= Text shown =
------------------------------------------------------------

Take the plants out of their pots carefully and place them in the ground. Try not to disturb the roots during the transplanting process. Set the transplants deep enough so that the soil touches the first set of new leaves when you cover the plant with soil. Pat the planted area lightly. Be sure to remove all of the leaves that are at or below soil level. Tomatoes can catch diseases from their leaves making contact with the soil. Placing a layer of organic mulch around your plants will help keep soil from splashing up onto the leaves during rains which can help keep disease at bay.
Place stakes or trellises next to the plants at the time of planting. This will give the plants a support to latch onto as they grow and makes it easier to pick the fruit from the vines. Doing this early will keep you from accidentally damaging the roots later on, and once you plant outside, tomatoes can grow quite quickly. Trying to trellis a tomato plant after it’s already gotten big is a challenge.
You can fertilize the plants with fishmeal, chicken manure, or a premixed low-nitrogen, or a high-phosphorus organic fertilizer for the first time a couple weeks after planting outside. Your plant will have had a chance to put on some good new root growth at that point and a feeding can be helpful.
Water at the base of the plant to avoid developing mildew on the leaves. Sprinkle your plants with liquid seaweed and layer the compost directly on the soil around the plant. Depending on your soil quality, you can do this weekly to monthly for increase fruit production.
If you want to promote better growth and a higher fruit yield, pluck the suckers off of your tomato plant using your fingers when they appear. Suckers grow in the crotch between a side stem and the main stalk. Leave a few near the top of the plant to avoid sunscald.
Fruit should appear about 60 days after transplanting. Check the plants daily once they begin to ripen to ensure peak flavor. Gently twist the fruits and avoid pulling at the vine.

------------------------------------------------------------

= Supplied information =
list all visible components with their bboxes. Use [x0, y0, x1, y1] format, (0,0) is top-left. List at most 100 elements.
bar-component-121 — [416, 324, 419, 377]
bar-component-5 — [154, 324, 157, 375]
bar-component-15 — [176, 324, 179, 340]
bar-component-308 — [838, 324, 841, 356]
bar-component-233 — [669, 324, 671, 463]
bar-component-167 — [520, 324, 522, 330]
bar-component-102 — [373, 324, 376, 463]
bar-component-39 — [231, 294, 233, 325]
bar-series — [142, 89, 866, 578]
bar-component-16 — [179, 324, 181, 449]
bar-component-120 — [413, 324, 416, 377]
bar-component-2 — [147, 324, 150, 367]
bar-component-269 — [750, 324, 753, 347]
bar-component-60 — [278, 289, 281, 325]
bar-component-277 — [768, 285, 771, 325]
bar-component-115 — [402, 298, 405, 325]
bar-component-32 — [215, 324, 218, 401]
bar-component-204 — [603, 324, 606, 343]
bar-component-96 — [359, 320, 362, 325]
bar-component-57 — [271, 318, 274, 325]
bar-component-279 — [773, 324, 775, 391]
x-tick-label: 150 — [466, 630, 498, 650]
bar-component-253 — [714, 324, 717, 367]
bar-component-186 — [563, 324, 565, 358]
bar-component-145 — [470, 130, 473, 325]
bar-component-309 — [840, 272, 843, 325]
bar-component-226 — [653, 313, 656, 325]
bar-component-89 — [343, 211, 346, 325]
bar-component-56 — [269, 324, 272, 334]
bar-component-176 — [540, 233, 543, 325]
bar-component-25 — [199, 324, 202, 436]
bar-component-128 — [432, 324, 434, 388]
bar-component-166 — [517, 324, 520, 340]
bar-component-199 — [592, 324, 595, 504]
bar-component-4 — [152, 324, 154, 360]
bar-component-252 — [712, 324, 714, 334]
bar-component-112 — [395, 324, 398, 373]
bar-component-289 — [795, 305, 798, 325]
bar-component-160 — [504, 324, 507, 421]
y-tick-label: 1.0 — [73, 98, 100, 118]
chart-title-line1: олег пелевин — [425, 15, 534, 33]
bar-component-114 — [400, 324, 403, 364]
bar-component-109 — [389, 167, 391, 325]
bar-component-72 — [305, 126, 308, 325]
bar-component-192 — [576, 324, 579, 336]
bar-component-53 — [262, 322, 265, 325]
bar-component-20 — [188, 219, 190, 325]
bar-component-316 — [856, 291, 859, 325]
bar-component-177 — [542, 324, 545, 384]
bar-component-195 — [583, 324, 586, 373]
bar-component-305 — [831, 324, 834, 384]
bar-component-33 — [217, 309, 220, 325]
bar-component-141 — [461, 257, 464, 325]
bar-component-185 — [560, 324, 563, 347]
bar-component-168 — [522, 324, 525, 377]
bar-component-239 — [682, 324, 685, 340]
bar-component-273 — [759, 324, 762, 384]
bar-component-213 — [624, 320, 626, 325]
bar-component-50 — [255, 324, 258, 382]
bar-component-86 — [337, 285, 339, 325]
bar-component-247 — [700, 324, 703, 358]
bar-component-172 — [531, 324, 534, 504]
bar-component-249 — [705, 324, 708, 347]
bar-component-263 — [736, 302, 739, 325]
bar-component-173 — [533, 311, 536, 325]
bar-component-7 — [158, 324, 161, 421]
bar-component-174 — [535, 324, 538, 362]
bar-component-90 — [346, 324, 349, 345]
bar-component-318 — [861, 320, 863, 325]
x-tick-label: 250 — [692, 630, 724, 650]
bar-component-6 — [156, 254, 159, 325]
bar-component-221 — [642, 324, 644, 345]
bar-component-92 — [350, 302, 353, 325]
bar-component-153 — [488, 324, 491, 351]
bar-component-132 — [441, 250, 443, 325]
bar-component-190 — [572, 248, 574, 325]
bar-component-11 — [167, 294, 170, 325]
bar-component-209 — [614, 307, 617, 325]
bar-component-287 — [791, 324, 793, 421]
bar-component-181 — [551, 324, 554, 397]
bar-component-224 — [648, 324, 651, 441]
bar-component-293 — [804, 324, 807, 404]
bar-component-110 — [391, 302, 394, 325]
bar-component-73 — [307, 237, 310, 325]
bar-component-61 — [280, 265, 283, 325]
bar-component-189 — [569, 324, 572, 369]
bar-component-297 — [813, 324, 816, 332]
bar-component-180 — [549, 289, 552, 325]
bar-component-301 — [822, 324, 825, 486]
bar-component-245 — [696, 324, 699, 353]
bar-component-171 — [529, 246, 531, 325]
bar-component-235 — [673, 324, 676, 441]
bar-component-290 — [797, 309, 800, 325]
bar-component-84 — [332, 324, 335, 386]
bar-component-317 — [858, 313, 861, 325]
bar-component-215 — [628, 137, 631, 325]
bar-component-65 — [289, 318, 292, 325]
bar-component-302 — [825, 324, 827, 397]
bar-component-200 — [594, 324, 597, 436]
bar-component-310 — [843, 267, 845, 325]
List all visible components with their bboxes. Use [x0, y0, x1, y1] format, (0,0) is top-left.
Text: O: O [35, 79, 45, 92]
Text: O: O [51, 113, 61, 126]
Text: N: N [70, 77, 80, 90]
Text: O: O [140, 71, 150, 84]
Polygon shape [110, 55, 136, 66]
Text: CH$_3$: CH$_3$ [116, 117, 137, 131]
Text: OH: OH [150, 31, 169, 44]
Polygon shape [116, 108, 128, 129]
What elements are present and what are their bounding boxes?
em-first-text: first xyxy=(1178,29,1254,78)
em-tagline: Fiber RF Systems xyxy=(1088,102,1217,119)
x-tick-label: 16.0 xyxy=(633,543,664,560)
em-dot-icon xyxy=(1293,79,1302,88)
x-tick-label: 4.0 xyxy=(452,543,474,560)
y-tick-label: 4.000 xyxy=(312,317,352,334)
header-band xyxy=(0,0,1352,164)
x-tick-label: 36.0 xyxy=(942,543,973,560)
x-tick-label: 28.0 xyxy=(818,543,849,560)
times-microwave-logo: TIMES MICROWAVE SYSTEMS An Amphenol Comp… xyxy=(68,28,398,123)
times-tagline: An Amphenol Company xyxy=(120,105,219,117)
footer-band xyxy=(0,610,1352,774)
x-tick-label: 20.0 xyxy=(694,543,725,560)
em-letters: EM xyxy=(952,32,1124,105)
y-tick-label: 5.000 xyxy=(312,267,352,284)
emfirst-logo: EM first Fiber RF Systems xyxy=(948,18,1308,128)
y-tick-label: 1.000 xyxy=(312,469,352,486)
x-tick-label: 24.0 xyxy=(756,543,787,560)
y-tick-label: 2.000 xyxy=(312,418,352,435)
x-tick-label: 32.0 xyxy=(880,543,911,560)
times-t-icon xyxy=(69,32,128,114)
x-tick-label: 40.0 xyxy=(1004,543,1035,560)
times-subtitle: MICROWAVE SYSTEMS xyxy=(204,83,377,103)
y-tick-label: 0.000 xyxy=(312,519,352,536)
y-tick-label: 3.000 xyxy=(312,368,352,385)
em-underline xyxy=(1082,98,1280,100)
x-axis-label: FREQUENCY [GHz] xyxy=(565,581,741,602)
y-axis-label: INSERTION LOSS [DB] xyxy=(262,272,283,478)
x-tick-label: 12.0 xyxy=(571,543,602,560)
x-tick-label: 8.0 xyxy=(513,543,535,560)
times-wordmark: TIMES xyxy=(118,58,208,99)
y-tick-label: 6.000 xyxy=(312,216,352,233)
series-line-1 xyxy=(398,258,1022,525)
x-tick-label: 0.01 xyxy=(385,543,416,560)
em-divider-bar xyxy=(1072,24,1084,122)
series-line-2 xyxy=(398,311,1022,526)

------------------------------------------------------------

= What this exercise asks =
1 > From the tomato text, write out the passage that begins at the words "Place stakes or" and stops after the words "can be helpful.".
2 > Answer these from the tomato text:
(a) When should stakes or trellises be placed next to the plants?
(b) Where do suckers grow on a tomato plant?
(c) About how many days after transplanting should fruit appear?

= Answers in order =
1 >
Place stakes or trellises next to the plants at the time of planting. This will give the plants a support to latch onto as they grow and makes it easier to pick the fruit from the vines. Doing this early will keep you from accidentally damaging the roots later on, and once you plant outside, tomatoes can grow quite quickly. Trying to trellis a tomato plant after it’s already gotten big is a challenge.
You can fertilize the plants with fishmeal, chicken manure, or a premixed low-nitrogen, or a high-phosphorus organic fertilizer for the first time a couple weeks after planting outside. Your plant will have had a chance to put on some good new root growth at that point and a feeding can be helpful.

2 >
(a) At the time of planting.
(b) In the crotch between a side stem and the main stalk.
(c) About 60 days.